* START DATASET RECORDS *

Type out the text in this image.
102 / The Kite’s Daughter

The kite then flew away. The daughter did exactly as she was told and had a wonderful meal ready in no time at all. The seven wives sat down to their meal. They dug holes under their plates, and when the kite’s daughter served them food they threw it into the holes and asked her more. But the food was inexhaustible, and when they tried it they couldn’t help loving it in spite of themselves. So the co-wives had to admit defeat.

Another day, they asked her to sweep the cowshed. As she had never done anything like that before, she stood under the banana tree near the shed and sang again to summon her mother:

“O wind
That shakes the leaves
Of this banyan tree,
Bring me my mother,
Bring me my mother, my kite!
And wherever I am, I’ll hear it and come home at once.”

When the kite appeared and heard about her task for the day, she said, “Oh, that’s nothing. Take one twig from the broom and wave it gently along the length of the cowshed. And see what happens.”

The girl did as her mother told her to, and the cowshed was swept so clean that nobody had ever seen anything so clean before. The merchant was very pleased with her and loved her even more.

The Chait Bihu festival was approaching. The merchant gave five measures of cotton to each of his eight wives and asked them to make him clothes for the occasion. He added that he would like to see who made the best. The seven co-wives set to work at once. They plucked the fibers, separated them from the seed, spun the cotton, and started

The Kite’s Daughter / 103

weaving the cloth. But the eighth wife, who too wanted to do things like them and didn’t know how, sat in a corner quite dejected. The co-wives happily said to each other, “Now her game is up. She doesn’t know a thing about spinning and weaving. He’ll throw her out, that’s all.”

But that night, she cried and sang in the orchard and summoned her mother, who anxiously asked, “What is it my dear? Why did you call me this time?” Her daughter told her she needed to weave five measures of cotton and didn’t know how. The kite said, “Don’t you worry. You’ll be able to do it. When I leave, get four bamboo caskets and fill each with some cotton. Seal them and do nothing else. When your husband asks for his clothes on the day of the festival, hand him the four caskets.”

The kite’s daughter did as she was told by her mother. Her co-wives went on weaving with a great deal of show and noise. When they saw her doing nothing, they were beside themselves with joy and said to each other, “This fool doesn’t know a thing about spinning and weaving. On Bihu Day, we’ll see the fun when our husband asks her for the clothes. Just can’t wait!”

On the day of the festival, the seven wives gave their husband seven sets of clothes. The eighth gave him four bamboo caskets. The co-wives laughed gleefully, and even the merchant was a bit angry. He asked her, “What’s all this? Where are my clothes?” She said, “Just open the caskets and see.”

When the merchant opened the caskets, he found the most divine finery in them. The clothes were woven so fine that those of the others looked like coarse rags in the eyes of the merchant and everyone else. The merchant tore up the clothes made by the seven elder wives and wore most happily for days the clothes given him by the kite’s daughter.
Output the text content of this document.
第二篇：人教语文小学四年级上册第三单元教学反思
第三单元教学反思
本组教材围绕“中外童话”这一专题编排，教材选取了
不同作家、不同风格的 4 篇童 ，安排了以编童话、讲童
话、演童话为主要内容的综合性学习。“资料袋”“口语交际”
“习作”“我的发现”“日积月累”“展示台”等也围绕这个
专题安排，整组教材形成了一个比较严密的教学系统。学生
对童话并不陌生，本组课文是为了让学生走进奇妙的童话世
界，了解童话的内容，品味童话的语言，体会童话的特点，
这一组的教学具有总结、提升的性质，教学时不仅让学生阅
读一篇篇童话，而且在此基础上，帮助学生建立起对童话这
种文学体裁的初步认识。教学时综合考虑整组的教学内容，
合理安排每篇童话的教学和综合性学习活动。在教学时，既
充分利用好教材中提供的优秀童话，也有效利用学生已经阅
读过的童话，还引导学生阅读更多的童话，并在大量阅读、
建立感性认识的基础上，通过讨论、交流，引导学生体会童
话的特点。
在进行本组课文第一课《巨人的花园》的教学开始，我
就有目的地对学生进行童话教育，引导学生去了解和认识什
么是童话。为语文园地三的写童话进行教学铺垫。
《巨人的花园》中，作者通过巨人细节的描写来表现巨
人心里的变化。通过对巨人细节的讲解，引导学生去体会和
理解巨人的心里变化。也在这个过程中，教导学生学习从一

* END DATASET RECORDS *

▶ [WHAT YOU SHOULD DO]
Identify every line above with the string "sang" in it. Copy those lines.

▶ [FULL RESPONSE]
Another day, they asked her to sweep the cowshed. As she had never done anything like that before, she stood under the banana tree near the shed and sang again to summon her mother:
But that night, she cried and sang in the orchard and summoned her mother, who anxiously asked, “What is it my dear? Why did you call me this time?” Her daughter told her she needed to weave five measures of cotton and didn’t know how. The kite said, “Don’t you worry. You’ll be able to do it. When I leave, get four bamboo caskets and fill each with some cotton. Seal them and do nothing else. When your husband asks for his clothes on the day of the festival, hand him the four caskets.”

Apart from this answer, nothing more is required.